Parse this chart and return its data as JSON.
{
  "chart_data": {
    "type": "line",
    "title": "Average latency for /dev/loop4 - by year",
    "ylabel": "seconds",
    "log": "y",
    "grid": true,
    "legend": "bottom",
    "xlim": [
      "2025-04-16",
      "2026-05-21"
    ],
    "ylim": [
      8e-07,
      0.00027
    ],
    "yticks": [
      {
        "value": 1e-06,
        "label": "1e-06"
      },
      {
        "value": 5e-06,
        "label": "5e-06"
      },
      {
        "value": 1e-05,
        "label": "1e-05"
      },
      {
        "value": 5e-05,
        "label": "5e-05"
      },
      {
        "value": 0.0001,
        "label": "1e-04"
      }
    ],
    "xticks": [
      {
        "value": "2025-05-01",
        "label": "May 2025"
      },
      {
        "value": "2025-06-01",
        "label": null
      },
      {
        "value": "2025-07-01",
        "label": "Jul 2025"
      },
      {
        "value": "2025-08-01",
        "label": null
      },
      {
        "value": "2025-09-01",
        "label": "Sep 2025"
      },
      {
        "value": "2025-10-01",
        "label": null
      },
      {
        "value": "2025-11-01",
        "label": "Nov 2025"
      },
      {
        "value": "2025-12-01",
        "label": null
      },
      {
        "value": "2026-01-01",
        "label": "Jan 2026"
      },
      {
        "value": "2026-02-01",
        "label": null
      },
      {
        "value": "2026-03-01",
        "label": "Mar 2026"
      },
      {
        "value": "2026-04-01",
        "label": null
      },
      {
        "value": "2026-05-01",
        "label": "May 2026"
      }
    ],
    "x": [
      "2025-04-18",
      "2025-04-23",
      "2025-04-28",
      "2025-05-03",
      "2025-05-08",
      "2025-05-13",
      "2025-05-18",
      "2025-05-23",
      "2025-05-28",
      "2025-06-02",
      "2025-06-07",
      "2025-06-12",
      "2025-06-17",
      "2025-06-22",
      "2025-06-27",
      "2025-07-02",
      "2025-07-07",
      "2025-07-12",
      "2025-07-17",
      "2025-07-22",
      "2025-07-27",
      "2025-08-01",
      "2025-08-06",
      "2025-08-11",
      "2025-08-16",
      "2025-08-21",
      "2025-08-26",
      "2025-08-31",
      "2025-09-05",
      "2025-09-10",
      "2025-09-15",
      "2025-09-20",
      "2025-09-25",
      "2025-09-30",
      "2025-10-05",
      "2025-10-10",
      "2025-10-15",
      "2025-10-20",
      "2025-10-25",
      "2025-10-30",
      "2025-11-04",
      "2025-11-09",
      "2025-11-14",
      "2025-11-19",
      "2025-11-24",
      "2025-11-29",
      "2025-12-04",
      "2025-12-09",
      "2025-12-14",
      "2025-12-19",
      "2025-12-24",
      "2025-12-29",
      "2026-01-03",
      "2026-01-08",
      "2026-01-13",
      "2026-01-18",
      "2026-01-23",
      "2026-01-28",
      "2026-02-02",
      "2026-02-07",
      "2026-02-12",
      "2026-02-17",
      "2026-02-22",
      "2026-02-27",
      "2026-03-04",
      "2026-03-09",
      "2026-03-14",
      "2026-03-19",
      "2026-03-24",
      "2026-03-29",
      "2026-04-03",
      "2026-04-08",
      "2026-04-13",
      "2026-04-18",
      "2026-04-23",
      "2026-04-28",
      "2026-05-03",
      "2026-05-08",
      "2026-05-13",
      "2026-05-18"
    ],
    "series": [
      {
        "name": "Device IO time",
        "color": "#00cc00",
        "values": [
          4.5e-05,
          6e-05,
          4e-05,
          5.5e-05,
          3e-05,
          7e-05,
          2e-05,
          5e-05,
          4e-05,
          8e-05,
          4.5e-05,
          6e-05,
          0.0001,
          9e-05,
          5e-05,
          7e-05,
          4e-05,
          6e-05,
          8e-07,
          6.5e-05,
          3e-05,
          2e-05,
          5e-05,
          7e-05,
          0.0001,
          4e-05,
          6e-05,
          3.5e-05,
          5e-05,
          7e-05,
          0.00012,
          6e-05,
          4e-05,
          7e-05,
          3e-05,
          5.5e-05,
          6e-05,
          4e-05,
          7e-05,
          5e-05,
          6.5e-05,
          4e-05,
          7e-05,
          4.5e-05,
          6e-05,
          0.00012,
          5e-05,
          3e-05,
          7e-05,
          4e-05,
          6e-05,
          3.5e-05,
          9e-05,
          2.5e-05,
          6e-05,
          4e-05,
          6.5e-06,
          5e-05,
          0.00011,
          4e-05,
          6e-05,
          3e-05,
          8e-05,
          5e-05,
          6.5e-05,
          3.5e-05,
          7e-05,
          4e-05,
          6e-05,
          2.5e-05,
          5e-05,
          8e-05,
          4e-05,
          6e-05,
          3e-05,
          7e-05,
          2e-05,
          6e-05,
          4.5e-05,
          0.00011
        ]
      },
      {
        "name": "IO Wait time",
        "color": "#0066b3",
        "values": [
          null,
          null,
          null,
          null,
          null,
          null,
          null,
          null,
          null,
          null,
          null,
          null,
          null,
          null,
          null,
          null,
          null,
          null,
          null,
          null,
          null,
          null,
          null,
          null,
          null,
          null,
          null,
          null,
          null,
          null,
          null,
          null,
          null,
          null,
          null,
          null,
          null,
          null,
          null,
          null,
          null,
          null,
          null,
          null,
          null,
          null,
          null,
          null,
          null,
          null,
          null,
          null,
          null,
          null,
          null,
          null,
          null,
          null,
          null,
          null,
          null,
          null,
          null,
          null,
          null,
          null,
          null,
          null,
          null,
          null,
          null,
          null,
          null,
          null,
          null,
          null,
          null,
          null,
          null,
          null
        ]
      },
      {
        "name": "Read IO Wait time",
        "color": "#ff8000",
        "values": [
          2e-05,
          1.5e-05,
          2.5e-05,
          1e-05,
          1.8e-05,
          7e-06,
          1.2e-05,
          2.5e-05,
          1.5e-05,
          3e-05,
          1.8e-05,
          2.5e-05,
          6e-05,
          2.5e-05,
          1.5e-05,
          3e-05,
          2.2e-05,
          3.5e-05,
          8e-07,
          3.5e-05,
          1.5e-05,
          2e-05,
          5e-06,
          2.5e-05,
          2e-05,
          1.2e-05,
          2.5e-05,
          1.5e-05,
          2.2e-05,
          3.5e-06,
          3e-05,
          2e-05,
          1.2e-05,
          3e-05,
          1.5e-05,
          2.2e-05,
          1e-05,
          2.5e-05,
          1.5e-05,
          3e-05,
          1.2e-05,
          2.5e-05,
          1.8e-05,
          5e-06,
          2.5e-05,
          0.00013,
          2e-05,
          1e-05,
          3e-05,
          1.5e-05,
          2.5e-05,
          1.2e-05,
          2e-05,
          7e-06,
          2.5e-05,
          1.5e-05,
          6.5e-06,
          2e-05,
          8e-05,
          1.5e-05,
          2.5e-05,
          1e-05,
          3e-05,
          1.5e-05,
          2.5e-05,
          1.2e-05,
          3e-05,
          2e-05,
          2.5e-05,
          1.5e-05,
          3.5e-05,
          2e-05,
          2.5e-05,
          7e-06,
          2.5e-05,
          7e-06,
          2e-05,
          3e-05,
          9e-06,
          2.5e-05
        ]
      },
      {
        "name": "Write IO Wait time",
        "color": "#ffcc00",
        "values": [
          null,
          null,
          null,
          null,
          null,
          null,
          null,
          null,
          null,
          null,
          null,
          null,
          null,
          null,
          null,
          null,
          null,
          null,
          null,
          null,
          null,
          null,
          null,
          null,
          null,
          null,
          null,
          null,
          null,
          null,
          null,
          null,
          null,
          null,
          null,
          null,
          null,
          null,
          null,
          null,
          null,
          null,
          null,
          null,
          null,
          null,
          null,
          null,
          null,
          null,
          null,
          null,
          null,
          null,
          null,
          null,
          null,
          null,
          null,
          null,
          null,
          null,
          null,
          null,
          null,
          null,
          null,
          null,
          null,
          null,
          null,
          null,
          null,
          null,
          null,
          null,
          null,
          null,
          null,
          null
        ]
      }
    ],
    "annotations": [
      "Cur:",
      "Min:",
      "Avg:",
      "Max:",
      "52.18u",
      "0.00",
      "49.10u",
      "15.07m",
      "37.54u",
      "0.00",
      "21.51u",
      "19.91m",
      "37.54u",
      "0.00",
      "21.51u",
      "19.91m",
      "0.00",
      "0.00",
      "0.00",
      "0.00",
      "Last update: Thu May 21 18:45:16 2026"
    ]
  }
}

◇ ◇ ◇ ◇

#### WORK INSTRUCTIONS
Copy each line of the data that contains the word "time".

#### EXERCISE ANSWER
        "name": "Device IO time",
        "name": "IO Wait time",
        "name": "Read IO Wait time",
        "name": "Write IO Wait time",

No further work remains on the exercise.